(Stored data)
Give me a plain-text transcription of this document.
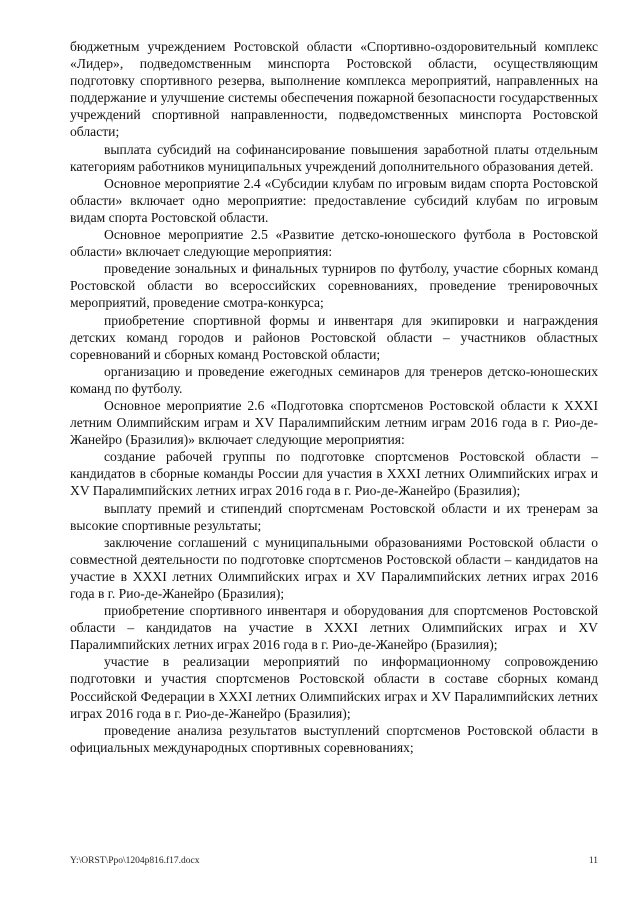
бюджетным учреждением Ростовской области «Спортивно-оздоровительный комплекс «Лидер», подведомственным минспорта Ростовской области, осуществляющим подготовку спортивного резерва, выполнение комплекса мероприятий, направленных на поддержание и улучшение системы обеспечения пожарной безопасности государственных учреждений спортивной направленности, подведомственных минспорта Ростовской области;

выплата субсидий на софинансирование повышения заработной платы отдельным категориям работников муниципальных учреждений дополнительного образования детей.

Основное мероприятие 2.4 «Субсидии клубам по игровым видам спорта Ростовской области» включает одно мероприятие: предоставление субсидий клубам по игровым видам спорта Ростовской области.

Основное мероприятие 2.5 «Развитие детско-юношеского футбола в Ростовской области» включает следующие мероприятия:

проведение зональных и финальных турниров по футболу, участие сборных команд Ростовской области во всероссийских соревнованиях, проведение тренировочных мероприятий, проведение смотра-конкурса;

приобретение спортивной формы и инвентаря для экипировки и награждения детских команд городов и районов Ростовской области – участников областных соревнований и сборных команд Ростовской области;

организацию и проведение ежегодных семинаров для тренеров детско-юношеских команд по футболу.

Основное мероприятие 2.6 «Подготовка спортсменов Ростовской области к XXXI летним Олимпийским играм и XV Паралимпийским летним играм 2016 года в г. Рио-де-Жанейро (Бразилия)» включает следующие мероприятия:

создание рабочей группы по подготовке спортсменов Ростовской области – кандидатов в сборные команды России для участия в XXXI летних Олимпийских играх и XV Паралимпийских летних играх 2016 года в г. Рио-де-Жанейро (Бразилия);

выплату премий и стипендий спортсменам Ростовской области и их тренерам за высокие спортивные результаты;

заключение соглашений с муниципальными образованиями Ростовской области о совместной деятельности по подготовке спортсменов Ростовской области – кандидатов на участие в XXXI летних Олимпийских играх и XV Паралимпийских летних играх 2016 года в г. Рио-де-Жанейро (Бразилия);

приобретение спортивного инвентаря и оборудования для спортсменов Ростовской области – кандидатов на участие в XXXI летних Олимпийских играх и XV Паралимпийских летних играх 2016 года в г. Рио-де-Жанейро (Бразилия);

участие в реализации мероприятий по информационному сопровождению подготовки и участия спортсменов Ростовской области в составе сборных команд Российской Федерации в XXXI летних Олимпийских играх и XV Паралимпийских летних играх 2016 года в г. Рио-де-Жанейро (Бразилия);

проведение анализа результатов выступлений спортсменов Ростовской области в официальных международных спортивных соревнованиях;

Y:\ORST\Ppo\1204p816.f17.docx	11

- _GOAL_
Pictures are to be left out; all else in the entries above is to be quoted exactly.

- _OUTPUT OF THE TASK_
Give me a plain-text transcription of this document.
бюджетным учреждением Ростовской области «Спортивно-оздоровительный комплекс «Лидер», подведомственным минспорта Ростовской области, осуществляющим подготовку спортивного резерва, выполнение комплекса мероприятий, направленных на поддержание и улучшение системы обеспечения пожарной безопасности государственных учреждений спортивной направленности, подведомственных минспорта Ростовской области;

выплата субсидий на софинансирование повышения заработной платы отдельным категориям работников муниципальных учреждений дополнительного образования детей.

Основное мероприятие 2.4 «Субсидии клубам по игровым видам спорта Ростовской области» включает одно мероприятие: предоставление субсидий клубам по игровым видам спорта Ростовской области.

Основное мероприятие 2.5 «Развитие детско-юношеского футбола в Ростовской области» включает следующие мероприятия:

проведение зональных и финальных турниров по футболу, участие сборных команд Ростовской области во всероссийских соревнованиях, проведение тренировочных мероприятий, проведение смотра-конкурса;

приобретение спортивной формы и инвентаря для экипировки и награждения детских команд городов и районов Ростовской области – участников областных соревнований и сборных команд Ростовской области;

организацию и проведение ежегодных семинаров для тренеров детско-юношеских команд по футболу.

Основное мероприятие 2.6 «Подготовка спортсменов Ростовской области к XXXI летним Олимпийским играм и XV Паралимпийским летним играм 2016 года в г. Рио-де-Жанейро (Бразилия)» включает следующие мероприятия:

создание рабочей группы по подготовке спортсменов Ростовской области – кандидатов в сборные команды России для участия в XXXI летних Олимпийских играх и XV Паралимпийских летних играх 2016 года в г. Рио-де-Жанейро (Бразилия);

выплату премий и стипендий спортсменам Ростовской области и их тренерам за высокие спортивные результаты;

заключение соглашений с муниципальными образованиями Ростовской области о совместной деятельности по подготовке спортсменов Ростовской области – кандидатов на участие в XXXI летних Олимпийских играх и XV Паралимпийских летних играх 2016 года в г. Рио-де-Жанейро (Бразилия);

приобретение спортивного инвентаря и оборудования для спортсменов Ростовской области – кандидатов на участие в XXXI летних Олимпийских играх и XV Паралимпийских летних играх 2016 года в г. Рио-де-Жанейро (Бразилия);

участие в реализации мероприятий по информационному сопровождению подготовки и участия спортсменов Ростовской области в составе сборных команд Российской Федерации в XXXI летних Олимпийских играх и XV Паралимпийских летних играх 2016 года в г. Рио-де-Жанейро (Бразилия);

проведение анализа результатов выступлений спортсменов Ростовской области в официальных международных спортивных соревнованиях;

Y:\ORST\Ppo\1204p816.f17.docx	11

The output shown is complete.